Set exercise: Pictures stay out of the copy; restate everything else in the material exactly.

Source data:

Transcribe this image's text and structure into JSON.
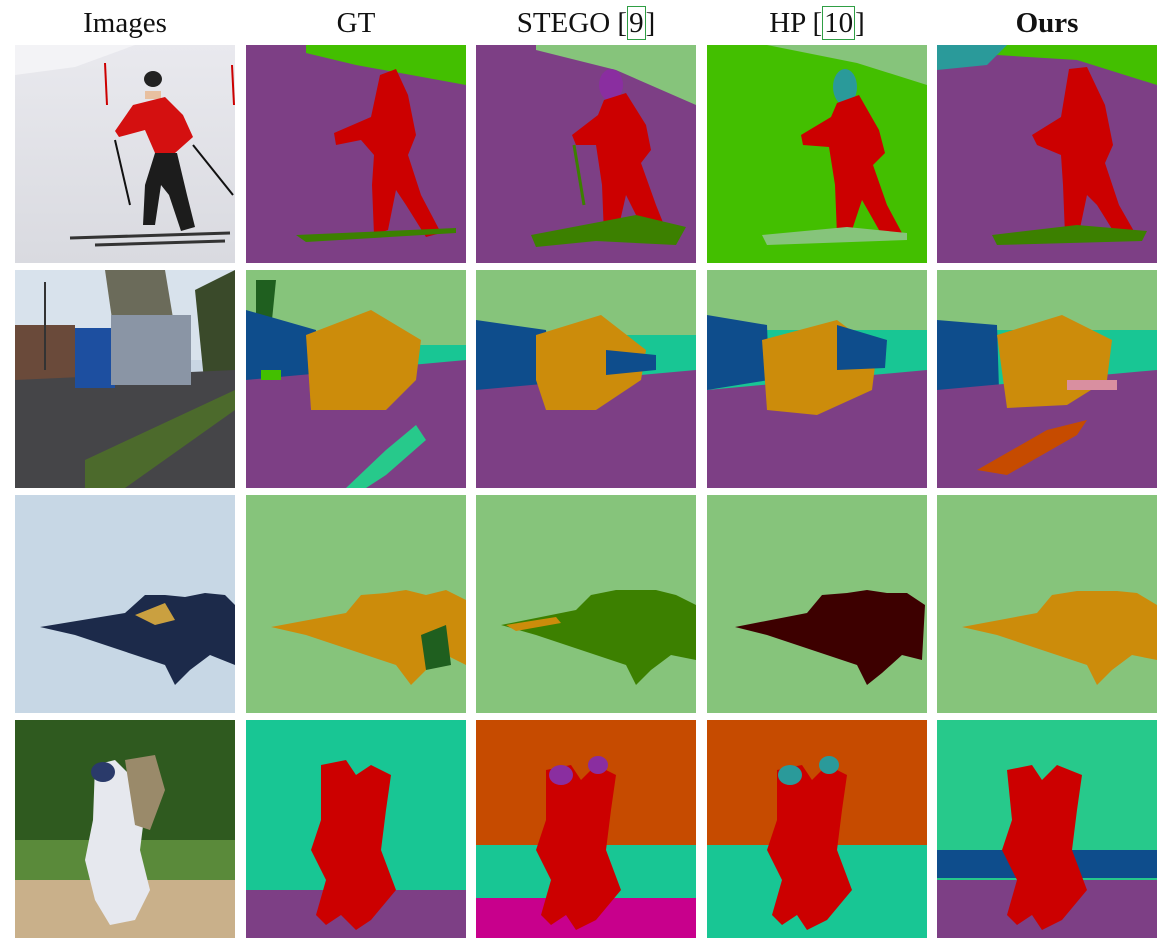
{
  "columns": [
    {
      "id": "images",
      "label": "Images"
    },
    {
      "id": "gt",
      "label": "GT"
    },
    {
      "id": "stego",
      "label": "STEGO ",
      "ref": "9",
      "close": "]"
    },
    {
      "id": "hp",
      "label": "HP ",
      "ref": "10",
      "close": "]"
    },
    {
      "id": "ours",
      "label": "Ours"
    }
  ],
  "colors": {
    "purple": "#7d3f85",
    "red": "#cc0000",
    "green_bright": "#43bf00",
    "sage": "#86c47b",
    "teal": "#18c694",
    "mint": "#27c98b",
    "blue": "#0e4d8c",
    "ochre": "#cc8c0b",
    "olive": "#3c8000",
    "maroon": "#3d0000",
    "orange_red": "#c64b00",
    "magenta": "#c8008c",
    "cyan": "#2a9a9a",
    "dark_green": "#1f5f1f"
  },
  "rows": [
    {
      "id": "skier",
      "scene": "skier on snow slope"
    },
    {
      "id": "truck",
      "scene": "truck on road"
    },
    {
      "id": "jets",
      "scene": "fighter jets in sky"
    },
    {
      "id": "baseball",
      "scene": "baseball players on field"
    }
  ]
}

Output:
Transcribe this image's text and structure into JSON.
{
  "columns": [
    {
      "id": "images",
      "label": "Images"
    },
    {
      "id": "gt",
      "label": "GT"
    },
    {
      "id": "stego",
      "label": "STEGO ",
      "ref": "9",
      "close": "]"
    },
    {
      "id": "hp",
      "label": "HP ",
      "ref": "10",
      "close": "]"
    },
    {
      "id": "ours",
      "label": "Ours"
    }
  ],
  "colors": {
    "purple": "#7d3f85",
    "red": "#cc0000",
    "green_bright": "#43bf00",
    "sage": "#86c47b",
    "teal": "#18c694",
    "mint": "#27c98b",
    "blue": "#0e4d8c",
    "ochre": "#cc8c0b",
    "olive": "#3c8000",
    "maroon": "#3d0000",
    "orange_red": "#c64b00",
    "magenta": "#c8008c",
    "cyan": "#2a9a9a",
    "dark_green": "#1f5f1f"
  },
  "rows": [
    {
      "id": "skier",
      "scene": "skier on snow slope"
    },
    {
      "id": "truck",
      "scene": "truck on road"
    },
    {
      "id": "jets",
      "scene": "fighter jets in sky"
    },
    {
      "id": "baseball",
      "scene": "baseball players on field"
    }
  ]
}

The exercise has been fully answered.